* _Exercise objective_
Tally up the lines below that include the word "PANAMAX". Answer with the number alone.

[Stored entries]
>> START

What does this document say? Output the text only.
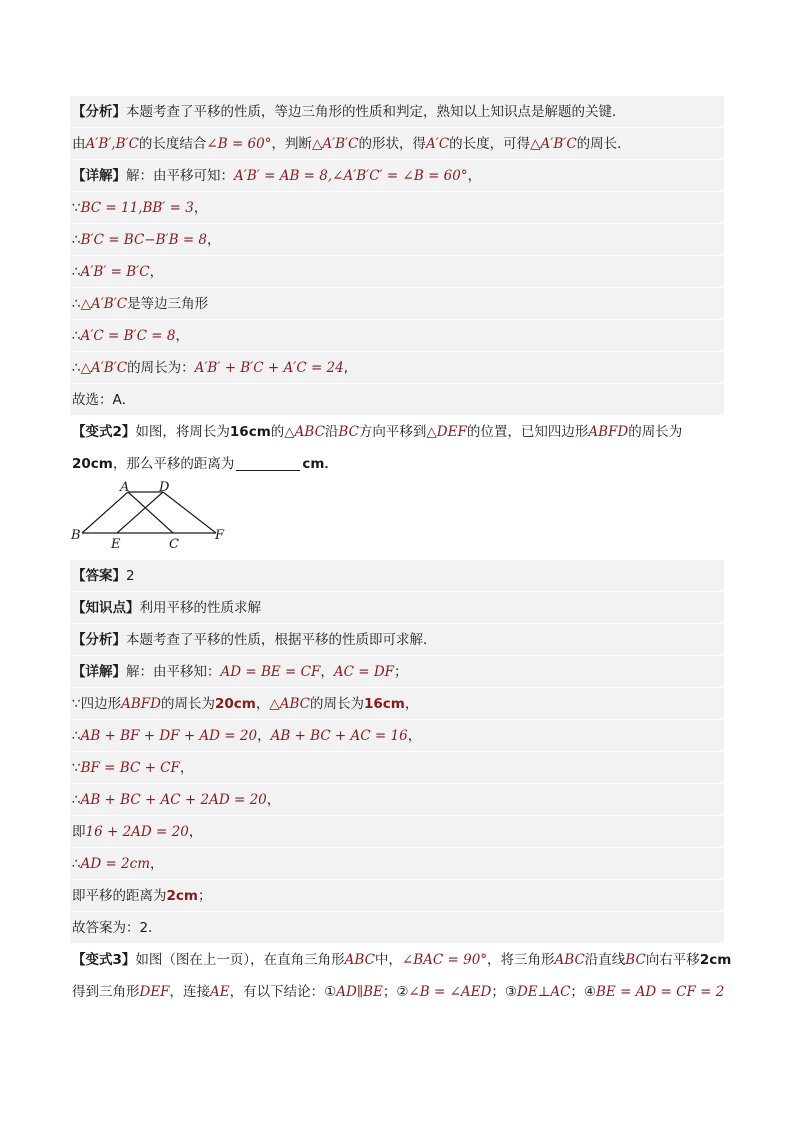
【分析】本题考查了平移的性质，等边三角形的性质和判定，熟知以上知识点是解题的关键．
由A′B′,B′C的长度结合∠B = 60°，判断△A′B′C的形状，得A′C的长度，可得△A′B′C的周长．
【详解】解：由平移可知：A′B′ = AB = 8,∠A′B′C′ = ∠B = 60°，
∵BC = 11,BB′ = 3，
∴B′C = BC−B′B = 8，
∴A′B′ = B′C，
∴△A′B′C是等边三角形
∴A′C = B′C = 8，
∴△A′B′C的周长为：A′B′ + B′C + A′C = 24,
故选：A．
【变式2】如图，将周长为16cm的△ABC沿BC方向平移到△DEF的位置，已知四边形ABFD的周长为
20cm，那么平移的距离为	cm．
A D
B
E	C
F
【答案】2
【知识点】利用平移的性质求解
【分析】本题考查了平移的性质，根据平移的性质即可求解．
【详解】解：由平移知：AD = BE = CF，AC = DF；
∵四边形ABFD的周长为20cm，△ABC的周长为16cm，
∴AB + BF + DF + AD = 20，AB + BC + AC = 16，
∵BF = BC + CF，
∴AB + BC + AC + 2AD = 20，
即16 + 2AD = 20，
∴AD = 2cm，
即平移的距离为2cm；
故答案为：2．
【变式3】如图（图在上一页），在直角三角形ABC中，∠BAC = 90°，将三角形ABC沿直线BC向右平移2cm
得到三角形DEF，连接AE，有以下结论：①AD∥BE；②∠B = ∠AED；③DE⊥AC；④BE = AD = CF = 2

>> END
>> START

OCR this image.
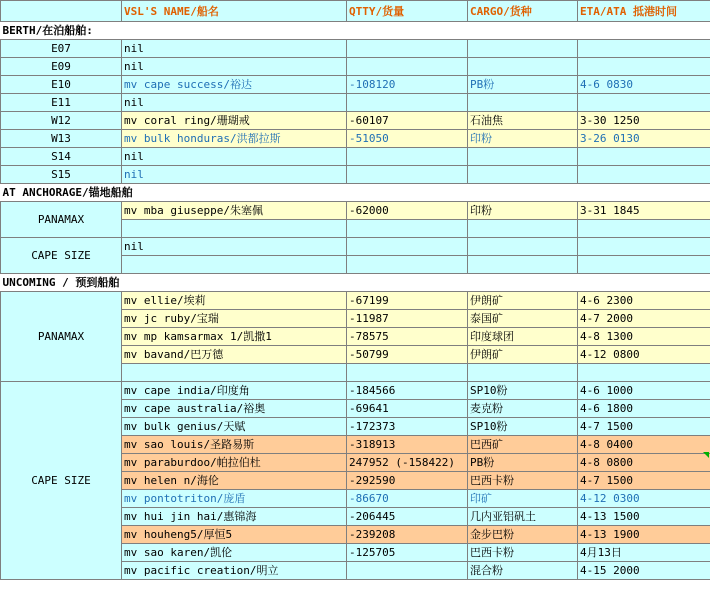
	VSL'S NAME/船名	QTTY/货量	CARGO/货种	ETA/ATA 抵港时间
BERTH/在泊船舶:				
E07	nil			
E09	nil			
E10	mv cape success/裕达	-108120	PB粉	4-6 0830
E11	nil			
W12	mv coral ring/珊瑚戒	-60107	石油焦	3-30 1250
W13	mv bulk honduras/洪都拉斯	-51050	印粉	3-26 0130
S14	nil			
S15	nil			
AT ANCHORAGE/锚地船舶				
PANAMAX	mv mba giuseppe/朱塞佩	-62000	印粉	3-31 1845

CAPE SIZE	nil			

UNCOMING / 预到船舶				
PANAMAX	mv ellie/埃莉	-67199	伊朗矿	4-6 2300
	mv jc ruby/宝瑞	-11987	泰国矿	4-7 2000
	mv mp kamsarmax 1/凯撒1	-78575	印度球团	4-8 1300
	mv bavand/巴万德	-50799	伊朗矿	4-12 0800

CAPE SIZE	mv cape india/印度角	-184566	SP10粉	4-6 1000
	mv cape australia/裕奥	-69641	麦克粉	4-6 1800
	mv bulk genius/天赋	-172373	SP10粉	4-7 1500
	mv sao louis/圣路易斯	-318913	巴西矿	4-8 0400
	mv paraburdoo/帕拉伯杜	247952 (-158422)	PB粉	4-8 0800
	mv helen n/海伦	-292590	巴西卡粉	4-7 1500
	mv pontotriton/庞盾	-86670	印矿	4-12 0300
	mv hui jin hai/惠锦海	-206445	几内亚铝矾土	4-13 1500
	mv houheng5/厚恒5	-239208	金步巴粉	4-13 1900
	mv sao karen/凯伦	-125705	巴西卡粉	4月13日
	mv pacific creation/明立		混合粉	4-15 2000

>> END

* _In response_
2